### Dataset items
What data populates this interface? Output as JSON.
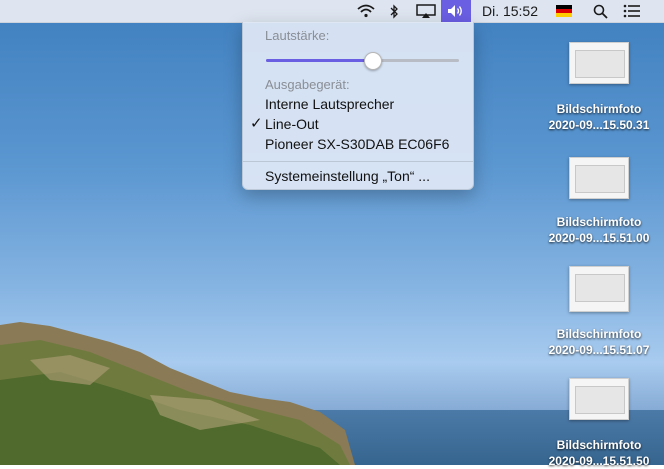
{
  "menubar": {
    "clock": "Di. 15:52",
    "icons": [
      "wifi-icon",
      "bluetooth-icon",
      "airplay-icon",
      "volume-icon",
      "flag-germany-icon",
      "search-icon",
      "notification-center-icon"
    ]
  },
  "sound_menu": {
    "volume_header": "Lautstärke:",
    "volume_level_percent": 55,
    "output_header": "Ausgabegerät:",
    "devices": [
      {
        "label": "Interne Lautsprecher",
        "selected": false
      },
      {
        "label": "Line-Out",
        "selected": true
      },
      {
        "label": "Pioneer SX-S30DAB EC06F6",
        "selected": false
      }
    ],
    "settings_label": "Systemeinstellung „Ton“ ..."
  },
  "desktop": {
    "files": [
      {
        "name": "Bildschirmfoto",
        "date": "2020-09...15.50.31"
      },
      {
        "name": "Bildschirmfoto",
        "date": "2020-09...15.51.00"
      },
      {
        "name": "Bildschirmfoto",
        "date": "2020-09...15.51.07"
      },
      {
        "name": "Bildschirmfoto",
        "date": "2020-09...15.51.50"
      }
    ]
  },
  "colors": {
    "accent": "#6a5ee3",
    "menubar": "#eceef4"
  }
}
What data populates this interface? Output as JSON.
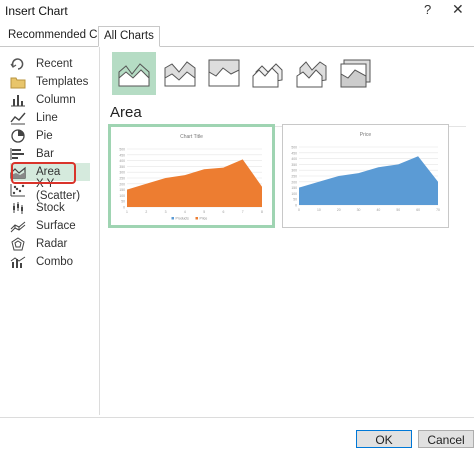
{
  "window": {
    "title": "Insert Chart",
    "help": "?",
    "close": "✕"
  },
  "tabs": [
    {
      "label": "Recommended Charts"
    },
    {
      "label": "All Charts"
    }
  ],
  "sidebar": {
    "items": [
      {
        "label": "Recent",
        "icon": "recent-icon"
      },
      {
        "label": "Templates",
        "icon": "templates-folder-icon"
      },
      {
        "label": "Column",
        "icon": "column-chart-icon"
      },
      {
        "label": "Line",
        "icon": "line-chart-icon"
      },
      {
        "label": "Pie",
        "icon": "pie-chart-icon"
      },
      {
        "label": "Bar",
        "icon": "bar-chart-icon"
      },
      {
        "label": "Area",
        "icon": "area-chart-icon",
        "selected": true
      },
      {
        "label": "X Y (Scatter)",
        "icon": "scatter-chart-icon"
      },
      {
        "label": "Stock",
        "icon": "stock-chart-icon"
      },
      {
        "label": "Surface",
        "icon": "surface-chart-icon"
      },
      {
        "label": "Radar",
        "icon": "radar-chart-icon"
      },
      {
        "label": "Combo",
        "icon": "combo-chart-icon"
      }
    ]
  },
  "main": {
    "section_title": "Area",
    "subtypes": [
      "area",
      "stacked-area",
      "100-percent-stacked-area",
      "3d-area",
      "3d-stacked-area",
      "3d-100-percent-stacked-area"
    ],
    "previews": [
      {
        "title": "Chart Title",
        "color": "#ed7d31",
        "yticks": [
          "500",
          "450",
          "400",
          "350",
          "300",
          "250",
          "200",
          "150",
          "100",
          "50",
          "0"
        ],
        "xticks": [
          "1",
          "2",
          "3",
          "4",
          "5",
          "6",
          "7",
          "8"
        ],
        "legend": [
          "Products",
          "Price"
        ]
      },
      {
        "title": "Price",
        "color": "#5b9bd5",
        "yticks": [
          "500",
          "450",
          "400",
          "350",
          "300",
          "250",
          "200",
          "150",
          "100",
          "50",
          "0"
        ],
        "xticks": [
          "0",
          "10",
          "20",
          "30",
          "40",
          "50",
          "60",
          "70"
        ]
      }
    ]
  },
  "buttons": {
    "ok": "OK",
    "cancel": "Cancel"
  },
  "colors": {
    "accent": "#217346",
    "selection": "#d5eadd",
    "highlight_box": "#d9342b"
  }
}
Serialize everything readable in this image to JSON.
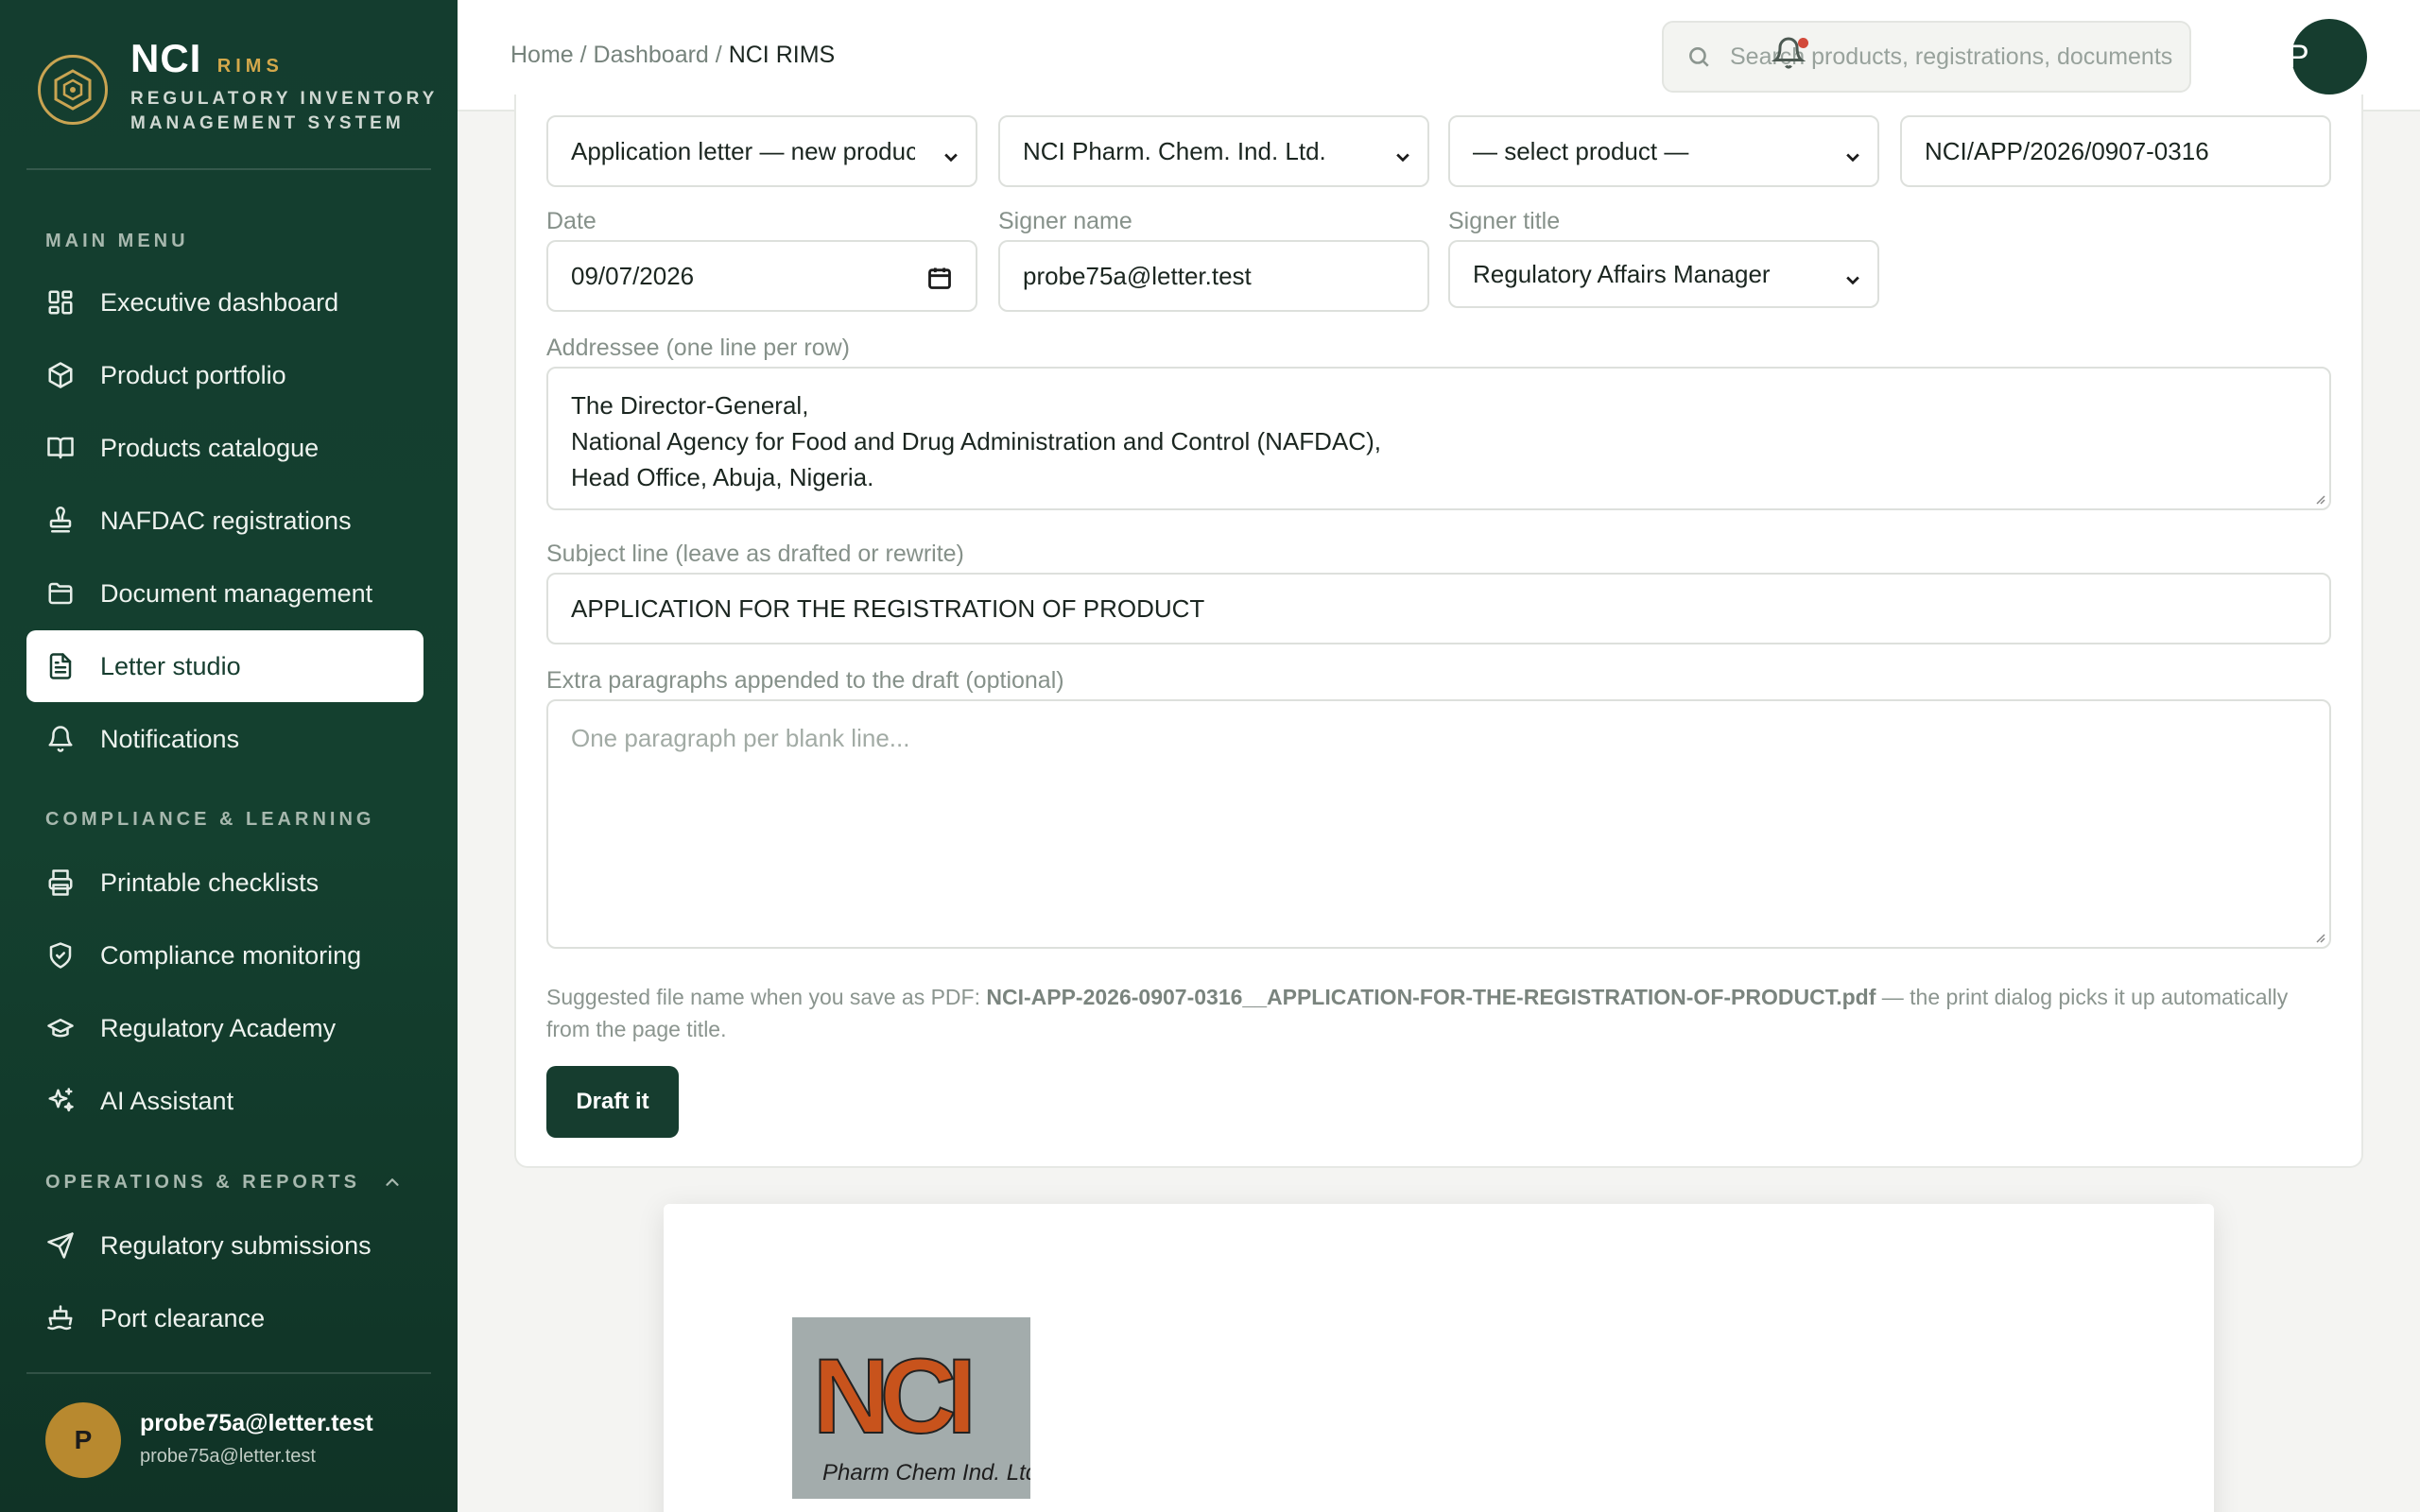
{
  "brand": {
    "name": "NCI",
    "tag": "RIMS",
    "subtitle_line1": "REGULATORY INVENTORY",
    "subtitle_line2": "MANAGEMENT SYSTEM"
  },
  "sidebar": {
    "sections": [
      {
        "label": "MAIN MENU"
      },
      {
        "label": "COMPLIANCE & LEARNING"
      },
      {
        "label": "OPERATIONS & REPORTS"
      }
    ],
    "items": [
      {
        "label": "Executive dashboard",
        "icon": "dashboard-icon"
      },
      {
        "label": "Product portfolio",
        "icon": "package-icon"
      },
      {
        "label": "Products catalogue",
        "icon": "book-icon"
      },
      {
        "label": "NAFDAC registrations",
        "icon": "stamp-icon"
      },
      {
        "label": "Document management",
        "icon": "folder-icon"
      },
      {
        "label": "Letter studio",
        "icon": "document-icon",
        "active": true
      },
      {
        "label": "Notifications",
        "icon": "bell-icon"
      },
      {
        "label": "Printable checklists",
        "icon": "printer-icon"
      },
      {
        "label": "Compliance monitoring",
        "icon": "shield-icon"
      },
      {
        "label": "Regulatory Academy",
        "icon": "graduation-cap-icon"
      },
      {
        "label": "AI Assistant",
        "icon": "sparkles-icon"
      },
      {
        "label": "Regulatory submissions",
        "icon": "send-icon"
      },
      {
        "label": "Port clearance",
        "icon": "ship-icon"
      }
    ],
    "user": {
      "initial": "P",
      "name": "probe75a@letter.test",
      "email": "probe75a@letter.test"
    }
  },
  "topbar": {
    "breadcrumb": {
      "home": "Home",
      "sep1": " / ",
      "dashboard": "Dashboard",
      "sep2": " / ",
      "current": "NCI RIMS"
    },
    "search_placeholder": "Search products, registrations, documents...",
    "avatar_initial": "P"
  },
  "form": {
    "letter_type": "Application letter — new product",
    "company": "NCI Pharm. Chem. Ind. Ltd.",
    "product": "— select product —",
    "reference": "NCI/APP/2026/0907-0316",
    "date_label": "Date",
    "date_value": "09/07/2026",
    "signer_name_label": "Signer name",
    "signer_name_value": "probe75a@letter.test",
    "signer_title_label": "Signer title",
    "signer_title_value": "Regulatory Affairs Manager",
    "addressee_label": "Addressee (one line per row)",
    "addressee_lines": [
      "The Director-General,",
      "National Agency for Food and Drug Administration and Control (NAFDAC),",
      "Head Office, Abuja, Nigeria."
    ],
    "subject_label": "Subject line (leave as drafted or rewrite)",
    "subject_value": "APPLICATION FOR THE REGISTRATION OF PRODUCT",
    "extra_label": "Extra paragraphs appended to the draft (optional)",
    "extra_placeholder": "One paragraph per blank line...",
    "hint_prefix": "Suggested file name when you save as PDF: ",
    "hint_filename": "NCI-APP-2026-0907-0316__APPLICATION-FOR-THE-REGISTRATION-OF-PRODUCT.pdf",
    "hint_suffix": " — the print dialog picks it up automatically from the page title.",
    "draft_button": "Draft it"
  },
  "preview": {
    "logo_text": "NCI",
    "logo_subtext": "Pharm Chem Ind. Ltd"
  },
  "colors": {
    "sidebar_bg": "#143d2f",
    "accent_gold": "#c9a452",
    "primary": "#163d2f",
    "notification_dot": "#d24a3a"
  }
}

### Task prompt
Gather all lines where the word "stacked" appears.

### Response to this task
      "stacked-area",
      "100-percent-stacked-area",
      "3d-stacked-area",
      "3d-100-percent-stacked-area"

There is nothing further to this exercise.